Recorded data
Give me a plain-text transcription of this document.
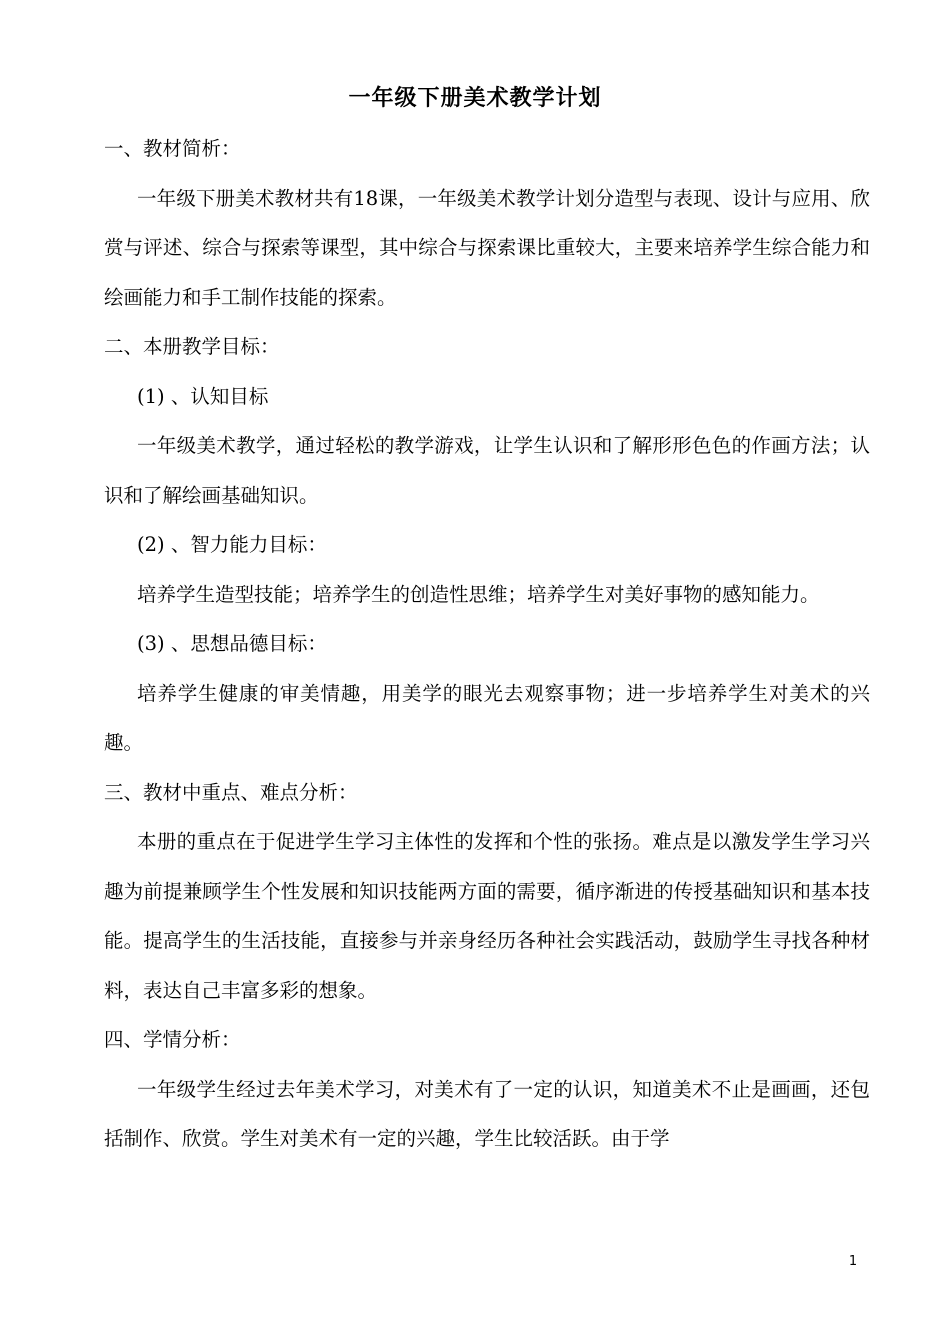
一年级下册美术教学计划

一、教材简析：

一年级下册美术教材共有18课，一年级美术教学计划分造型与表现、设计与应用、欣赏与评述、综合与探索等课型，其中综合与探索课比重较大，主要来培养学生综合能力和绘画能力和手工制作技能的探索。

二、本册教学目标：

(1) 、认知目标

一年级美术教学，通过轻松的教学游戏，让学生认识和了解形形色色的作画方法；认识和了解绘画基础知识。

(2) 、智力能力目标：

培养学生造型技能；培养学生的创造性思维；培养学生对美好事物的感知能力。

(3) 、思想品德目标：

培养学生健康的审美情趣，用美学的眼光去观察事物；进一步培养学生对美术的兴趣。

三、教材中重点、难点分析：

本册的重点在于促进学生学习主体性的发挥和个性的张扬。难点是以激发学生学习兴趣为前提兼顾学生个性发展和知识技能两方面的需要，循序渐进的传授基础知识和基本技能。提高学生的生活技能，直接参与并亲身经历各种社会实践活动，鼓励学生寻找各种材料，表达自己丰富多彩的想象。

四、学情分析：

一年级学生经过去年美术学习，对美术有了一定的认识，知道美术不止是画画，还包括制作、欣赏。学生对美术有一定的兴趣，学生比较活跃。由于学

1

YOUR INSTRUCTIONS
Without including any pictures, output all the entries above exactly.

TASK ANSWER
Give me a plain-text transcription of this document.
一年级下册美术教学计划

一、教材简析：

一年级下册美术教材共有18课，一年级美术教学计划分造型与表现、设计与应用、欣赏与评述、综合与探索等课型，其中综合与探索课比重较大，主要来培养学生综合能力和绘画能力和手工制作技能的探索。

二、本册教学目标：

(1) 、认知目标

一年级美术教学，通过轻松的教学游戏，让学生认识和了解形形色色的作画方法；认识和了解绘画基础知识。

(2) 、智力能力目标：

培养学生造型技能；培养学生的创造性思维；培养学生对美好事物的感知能力。

(3) 、思想品德目标：

培养学生健康的审美情趣，用美学的眼光去观察事物；进一步培养学生对美术的兴趣。

三、教材中重点、难点分析：

本册的重点在于促进学生学习主体性的发挥和个性的张扬。难点是以激发学生学习兴趣为前提兼顾学生个性发展和知识技能两方面的需要，循序渐进的传授基础知识和基本技能。提高学生的生活技能，直接参与并亲身经历各种社会实践活动，鼓励学生寻找各种材料，表达自己丰富多彩的想象。

四、学情分析：

一年级学生经过去年美术学习，对美术有了一定的认识，知道美术不止是画画，还包括制作、欣赏。学生对美术有一定的兴趣，学生比较活跃。由于学

1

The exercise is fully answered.